§ Given records
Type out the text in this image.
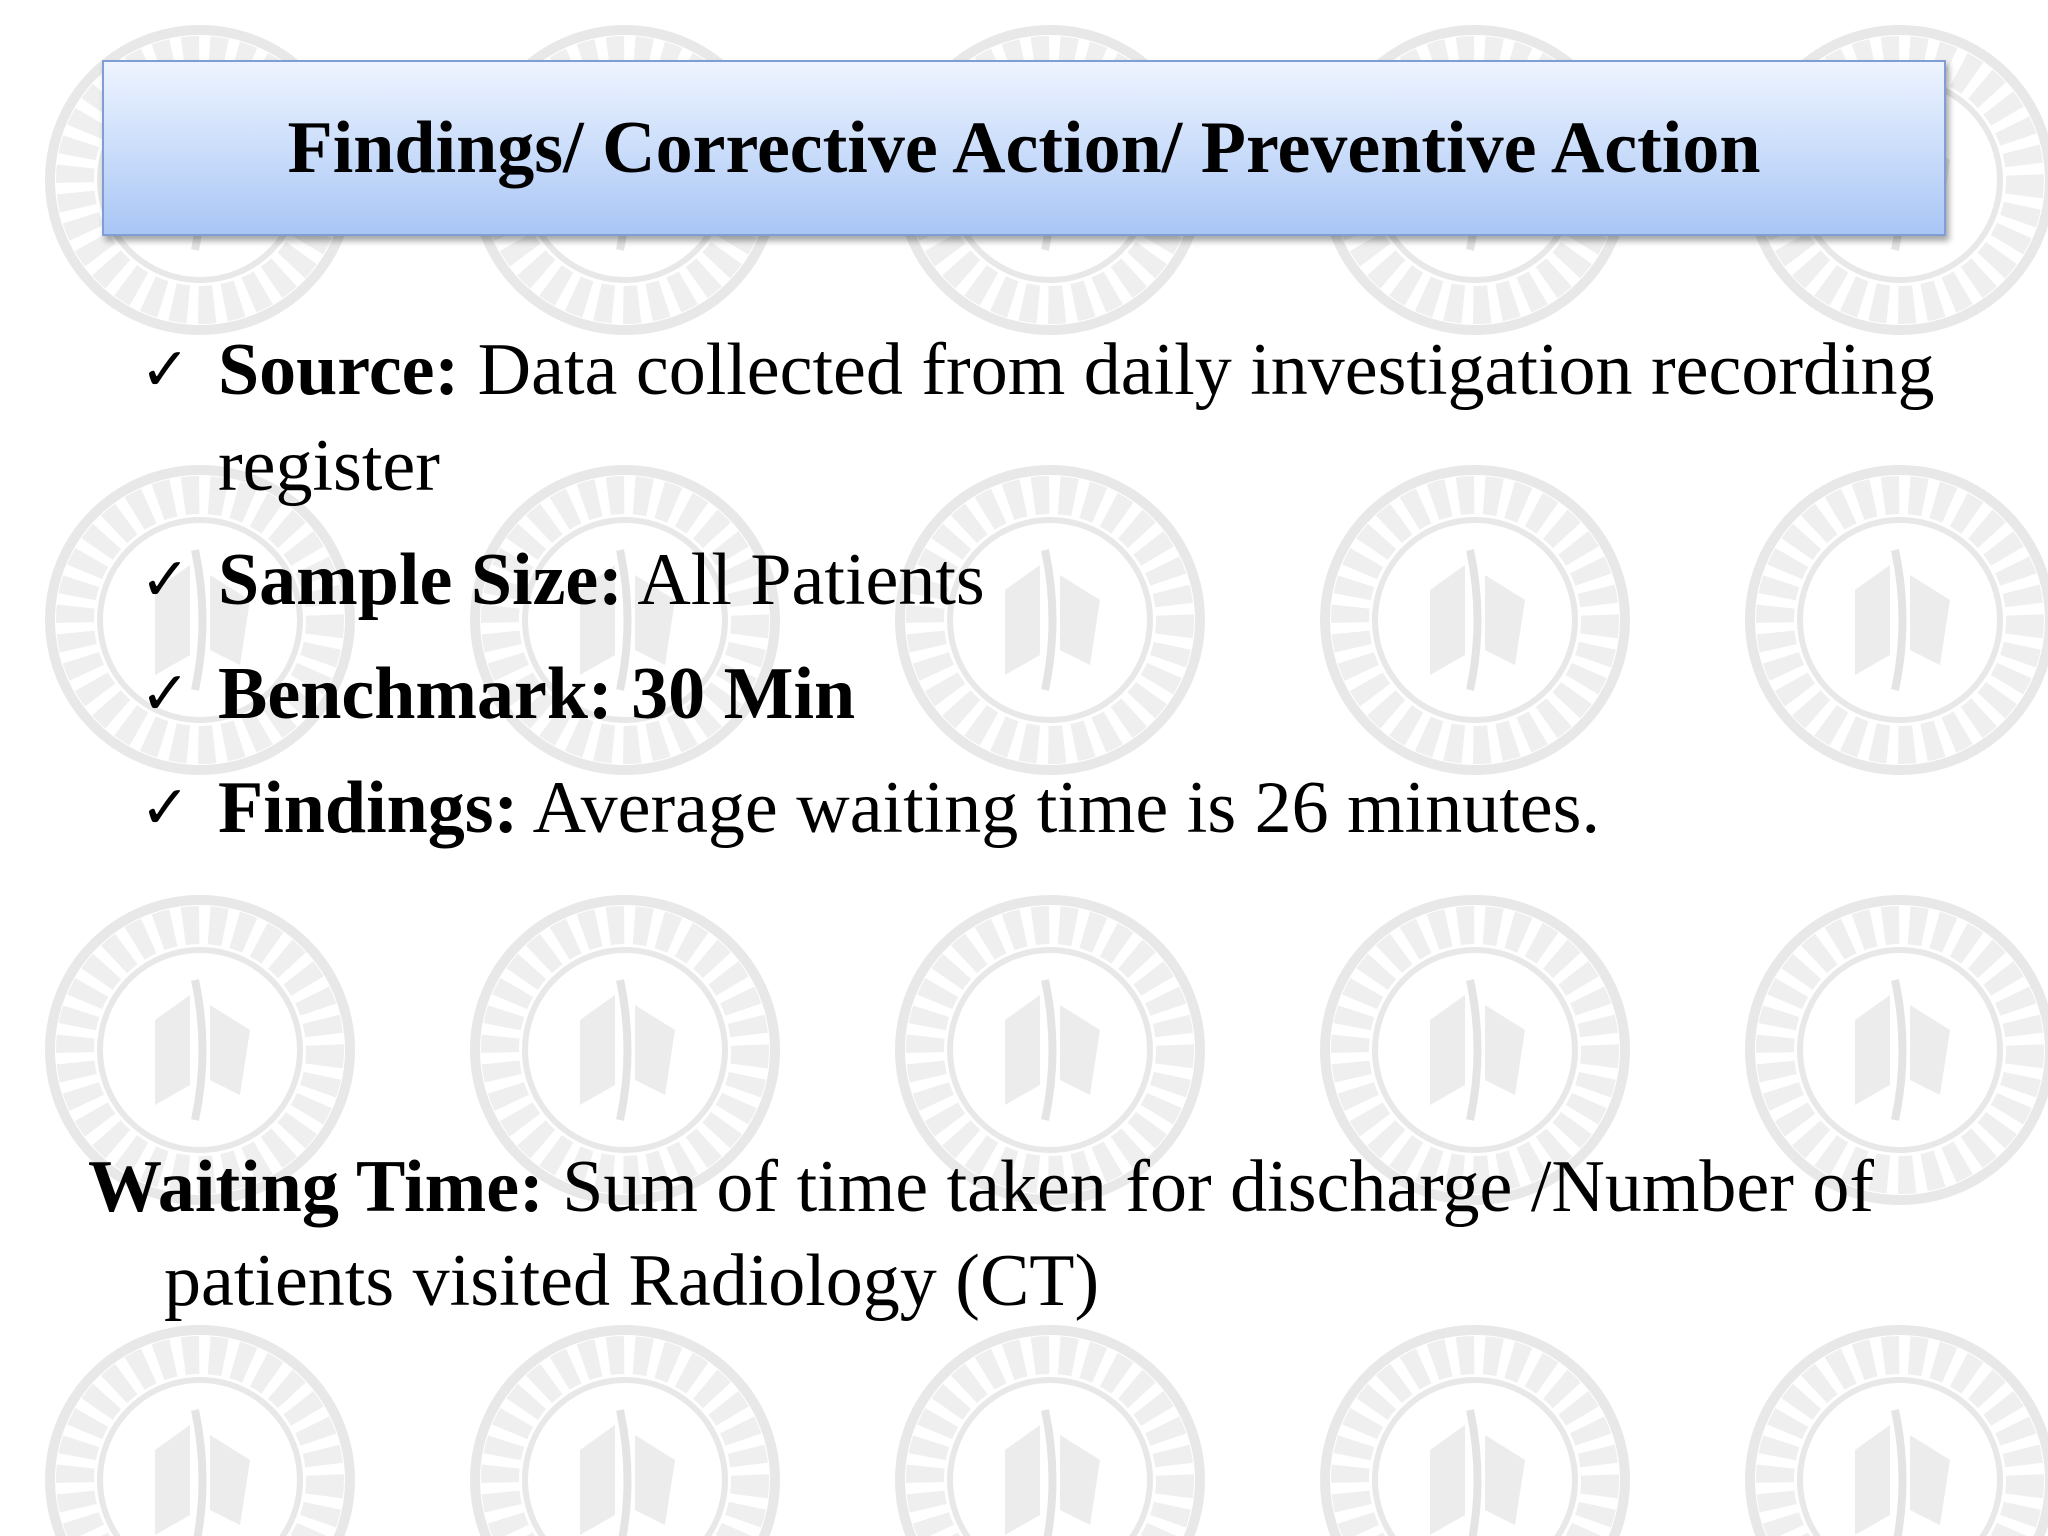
Findings/ Corrective Action/ Preventive Action
✓ Source: Data collected from daily investigation recording register
✓ Sample Size: All Patients
✓ Benchmark: 30 Min
✓ Findings: Average waiting time is 26 minutes.
Waiting Time: Sum of time taken for discharge /Number of patients visited Radiology (CT)
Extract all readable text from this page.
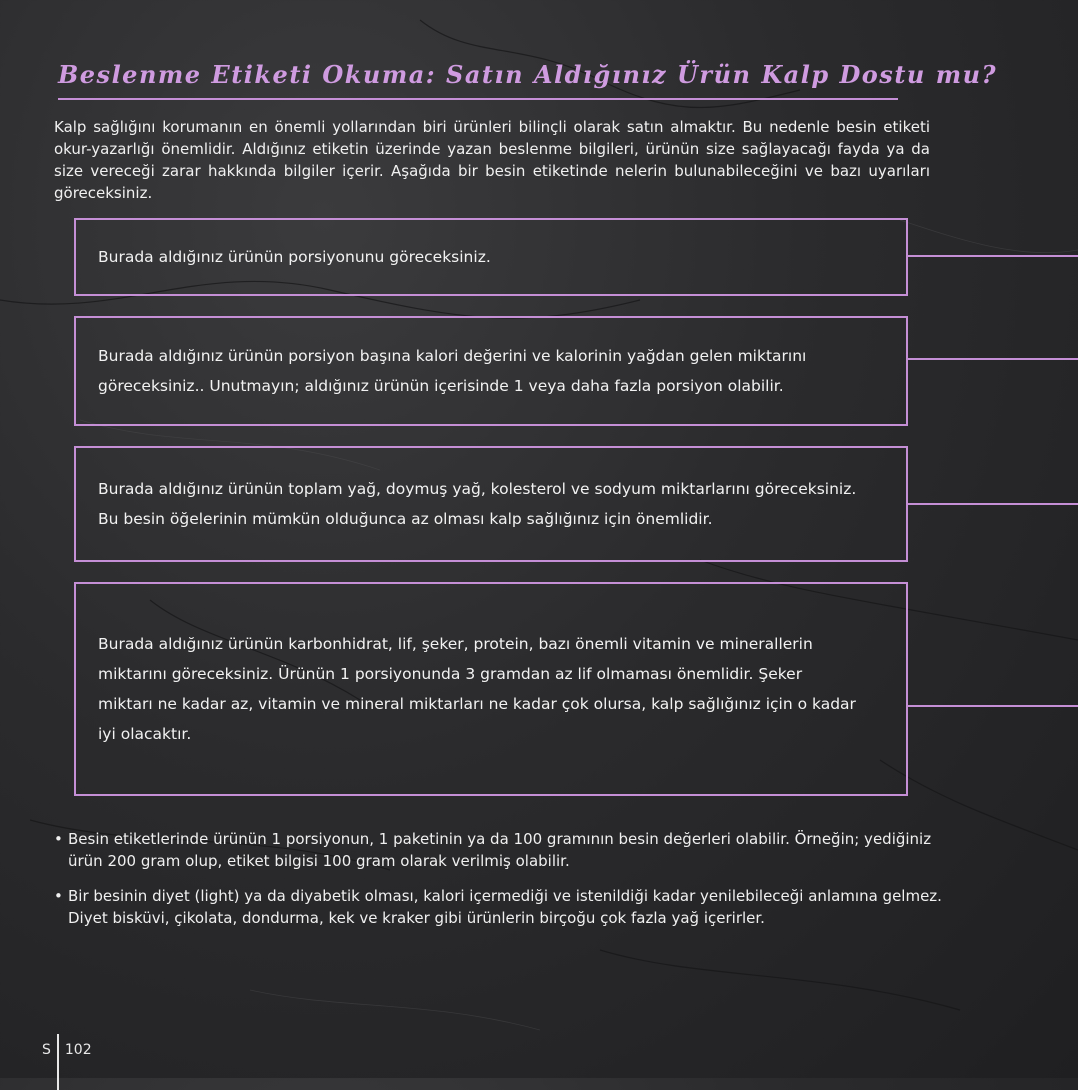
Beslenme Etiketi Okuma: Satın Aldığınız Ürün Kalp Dostu mu?

Kalp sağlığını korumanın en önemli yollarından biri ürünleri bilinçli olarak satın almaktır. Bu nedenle besin etiketi okur-yazarlığı önemlidir. Aldığınız etiketin üzerinde yazan beslenme bilgileri, ürünün size sağlayacağı fayda ya da size vereceği zarar hakkında bilgiler içerir. Aşağıda bir besin etiketinde nelerin bulunabileceğini ve bazı uyarıları göreceksiniz.

Burada aldığınız ürünün porsiyonunu göreceksiniz.

Burada aldığınız ürünün porsiyon başına kalori değerini ve kalorinin yağdan gelen miktarını göreceksiniz.. Unutmayın; aldığınız ürünün içerisinde 1 veya daha fazla porsiyon olabilir.

Burada aldığınız ürünün toplam yağ, doymuş yağ, kolesterol ve sodyum miktarlarını göreceksiniz. Bu besin öğelerinin mümkün olduğunca az olması kalp sağlığınız için önemlidir.

Burada aldığınız ürünün karbonhidrat, lif, şeker, protein, bazı önemli vitamin ve minerallerin miktarını göreceksiniz. Ürünün 1 porsiyonunda 3 gramdan az lif olmaması önemlidir. Şeker miktarı ne kadar az, vitamin ve mineral miktarları ne kadar çok olursa, kalp sağlığınız için o kadar iyi olacaktır.

• Besin etiketlerinde ürünün 1 porsiyonun, 1 paketinin ya da 100 gramının besin değerleri olabilir. Örneğin; yediğiniz ürün 200 gram olup, etiket bilgisi 100 gram olarak verilmiş olabilir.
• Bir besinin diyet (light) ya da diyabetik olması, kalori içermediği ve istenildiği kadar yenilebileceği anlamına gelmez. Diyet bisküvi, çikolata, dondurma, kek ve kraker gibi ürünlerin birçoğu çok fazla yağ içerirler.
S 102
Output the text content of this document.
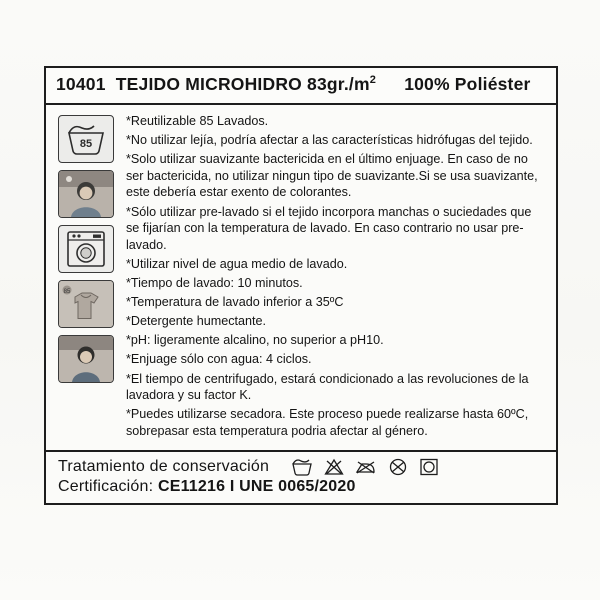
10401 TEJIDO MICROHIDRO $83gr./m^2$ 100% Poliéster
85
85

*Reutilizable 85 Lavados.

*No utilizar lejía, podría afectar a las características hidrófugas del tejido.

*Solo utilizar suavizante bactericida en el último enjuage. En caso de no ser bactericida, no utilizar ningun tipo de suavizante.Si se usa suavizante, este debería estar exento de colorantes.

*Sólo utilizar pre-lavado si el tejido incorpora manchas o suciedades que se fijarían con la temperatura de lavado. En caso contrario no usar pre-lavado.

*Utilizar nivel de agua medio de lavado.

*Tiempo de lavado: 10 minutos.

*Temperatura de lavado inferior a 35ºC

*Detergente humectante.

*pH: ligeramente alcalino, no superior a pH10.

*Enjuage sólo con agua: 4 ciclos.

*El tiempo de centrifugado, estará condicionado a las revoluciones de la lavadora y su factor K.

*Puedes utilizarse secadora. Este proceso puede realizarse hasta 60ºC, sobrepasar esta temperatura podria afectar al género.

Tratamiento de conservación
Certificación: CE11216 I UNE 0065/2020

§ Task brief
The answer must be every line of the records above that holds the word "this".

§ Reply to the exercise
Type out the text in this image.
Extract all readable text from this page.
Output the text content of this document.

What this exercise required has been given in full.